| Work to do |
Your task is to give the data again, exactly, with every line intact.

## Begin

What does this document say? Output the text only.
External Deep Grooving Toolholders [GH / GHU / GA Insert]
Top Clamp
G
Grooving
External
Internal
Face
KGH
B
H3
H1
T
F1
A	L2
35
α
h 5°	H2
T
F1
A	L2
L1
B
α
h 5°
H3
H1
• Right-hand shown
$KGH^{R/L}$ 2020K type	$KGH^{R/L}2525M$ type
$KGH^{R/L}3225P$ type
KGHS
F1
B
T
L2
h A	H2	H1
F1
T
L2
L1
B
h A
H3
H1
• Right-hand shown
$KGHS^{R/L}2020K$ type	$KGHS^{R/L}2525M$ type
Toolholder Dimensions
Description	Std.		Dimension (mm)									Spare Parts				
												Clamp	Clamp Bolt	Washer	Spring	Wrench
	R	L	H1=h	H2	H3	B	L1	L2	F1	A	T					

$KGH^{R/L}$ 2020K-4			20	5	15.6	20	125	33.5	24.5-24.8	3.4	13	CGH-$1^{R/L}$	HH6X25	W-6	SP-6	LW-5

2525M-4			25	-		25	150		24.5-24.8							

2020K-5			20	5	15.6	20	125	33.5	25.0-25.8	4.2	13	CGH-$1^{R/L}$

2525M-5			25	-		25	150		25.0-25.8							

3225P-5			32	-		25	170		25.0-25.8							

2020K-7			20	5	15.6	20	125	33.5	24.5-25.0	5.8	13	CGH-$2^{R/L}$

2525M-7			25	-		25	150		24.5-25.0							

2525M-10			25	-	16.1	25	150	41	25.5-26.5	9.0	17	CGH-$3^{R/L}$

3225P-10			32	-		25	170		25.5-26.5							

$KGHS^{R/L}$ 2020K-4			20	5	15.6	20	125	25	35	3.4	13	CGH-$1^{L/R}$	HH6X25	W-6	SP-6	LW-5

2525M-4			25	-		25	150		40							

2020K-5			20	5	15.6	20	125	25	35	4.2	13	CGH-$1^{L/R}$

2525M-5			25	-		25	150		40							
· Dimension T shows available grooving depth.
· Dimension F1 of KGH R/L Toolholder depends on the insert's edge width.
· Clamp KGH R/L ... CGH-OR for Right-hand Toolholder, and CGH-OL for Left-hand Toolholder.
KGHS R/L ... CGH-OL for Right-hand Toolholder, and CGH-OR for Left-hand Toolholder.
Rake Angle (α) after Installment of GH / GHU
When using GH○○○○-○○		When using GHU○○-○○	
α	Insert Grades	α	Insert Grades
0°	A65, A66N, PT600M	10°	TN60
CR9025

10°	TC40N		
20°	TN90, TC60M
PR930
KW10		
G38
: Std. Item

## End

| Exercise answer |
What does this document say? Output the text only.
External Deep Grooving Toolholders [GH / GHU / GA Insert]
Top Clamp
G
Grooving
External
Internal
Face
KGH
B
H3
H1
T
F1
A	L2
35
α
h 5°	H2
T
F1
A	L2
L1
B
α
h 5°
H3
H1
• Right-hand shown
$KGH^{R/L}$ 2020K type	$KGH^{R/L}2525M$ type
$KGH^{R/L}3225P$ type
KGHS
F1
B
T
L2
h A	H2	H1
F1
T
L2
L1
B
h A
H3
H1
• Right-hand shown
$KGHS^{R/L}2020K$ type	$KGHS^{R/L}2525M$ type
Toolholder Dimensions
Description	Std.		Dimension (mm)									Spare Parts				
												Clamp	Clamp Bolt	Washer	Spring	Wrench
	R	L	H1=h	H2	H3	B	L1	L2	F1	A	T					

$KGH^{R/L}$ 2020K-4			20	5	15.6	20	125	33.5	24.5-24.8	3.4	13	CGH-$1^{R/L}$	HH6X25	W-6	SP-6	LW-5

2525M-4			25	-		25	150		24.5-24.8							

2020K-5			20	5	15.6	20	125	33.5	25.0-25.8	4.2	13	CGH-$1^{R/L}$

2525M-5			25	-		25	150		25.0-25.8							

3225P-5			32	-		25	170		25.0-25.8							

2020K-7			20	5	15.6	20	125	33.5	24.5-25.0	5.8	13	CGH-$2^{R/L}$

2525M-7			25	-		25	150		24.5-25.0							

2525M-10			25	-	16.1	25	150	41	25.5-26.5	9.0	17	CGH-$3^{R/L}$

3225P-10			32	-		25	170		25.5-26.5							

$KGHS^{R/L}$ 2020K-4			20	5	15.6	20	125	25	35	3.4	13	CGH-$1^{L/R}$	HH6X25	W-6	SP-6	LW-5

2525M-4			25	-		25	150		40							

2020K-5			20	5	15.6	20	125	25	35	4.2	13	CGH-$1^{L/R}$

2525M-5			25	-		25	150		40							
· Dimension T shows available grooving depth.
· Dimension F1 of KGH R/L Toolholder depends on the insert's edge width.
· Clamp KGH R/L ... CGH-OR for Right-hand Toolholder, and CGH-OL for Left-hand Toolholder.
KGHS R/L ... CGH-OL for Right-hand Toolholder, and CGH-OR for Left-hand Toolholder.
Rake Angle (α) after Installment of GH / GHU
When using GH○○○○-○○		When using GHU○○-○○	
α	Insert Grades	α	Insert Grades
0°	A65, A66N, PT600M	10°	TN60
CR9025

10°	TC40N		
20°	TN90, TC60M
PR930
KW10		
G38
: Std. Item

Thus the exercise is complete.